RECORD EXTRACTS
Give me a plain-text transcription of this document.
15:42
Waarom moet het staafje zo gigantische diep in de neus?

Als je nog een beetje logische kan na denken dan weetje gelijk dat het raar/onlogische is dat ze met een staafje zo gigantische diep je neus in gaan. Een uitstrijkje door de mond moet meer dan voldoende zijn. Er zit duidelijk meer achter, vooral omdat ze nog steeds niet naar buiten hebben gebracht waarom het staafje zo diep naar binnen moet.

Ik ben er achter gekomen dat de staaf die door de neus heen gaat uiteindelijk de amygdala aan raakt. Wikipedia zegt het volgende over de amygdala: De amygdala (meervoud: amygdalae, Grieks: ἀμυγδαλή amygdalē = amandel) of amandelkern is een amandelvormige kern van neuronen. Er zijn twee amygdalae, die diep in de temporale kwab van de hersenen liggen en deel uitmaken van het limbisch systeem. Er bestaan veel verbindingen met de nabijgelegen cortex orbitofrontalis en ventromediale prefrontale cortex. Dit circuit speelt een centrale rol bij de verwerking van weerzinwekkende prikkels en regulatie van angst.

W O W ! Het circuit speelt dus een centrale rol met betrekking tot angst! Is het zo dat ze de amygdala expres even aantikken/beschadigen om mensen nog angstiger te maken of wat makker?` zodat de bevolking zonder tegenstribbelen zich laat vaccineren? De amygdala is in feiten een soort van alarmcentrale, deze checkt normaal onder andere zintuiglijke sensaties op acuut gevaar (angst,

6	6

YOUR INSTRUCTIONS
Gather each line in the entries above where the string "achter" is found.

CORRECT ANSWER
Als je nog een beetje logische kan na denken dan weetje gelijk dat het raar/onlogische is dat ze met een staafje zo gigantische diep je neus in gaan. Een uitstrijkje door de mond moet meer dan voldoende zijn. Er zit duidelijk meer achter, vooral omdat ze nog steeds niet naar buiten hebben gebracht waarom het staafje zo diep naar binnen moet.
Ik ben er achter gekomen dat de staaf die door de neus heen gaat uiteindelijk de amygdala aan raakt. Wikipedia zegt het volgende over de amygdala: De amygdala (meervoud: amygdalae, Grieks: ἀμυγδαλή amygdalē = amandel) of amandelkern is een amandelvormige kern van neuronen. Er zijn twee amygdalae, die diep in de temporale kwab van de hersenen liggen en deel uitmaken van het limbisch systeem. Er bestaan veel verbindingen met de nabijgelegen cortex orbitofrontalis en ventromediale prefrontale cortex. Dit circuit speelt een centrale rol bij de verwerking van weerzinwekkende prikkels en regulatie van angst.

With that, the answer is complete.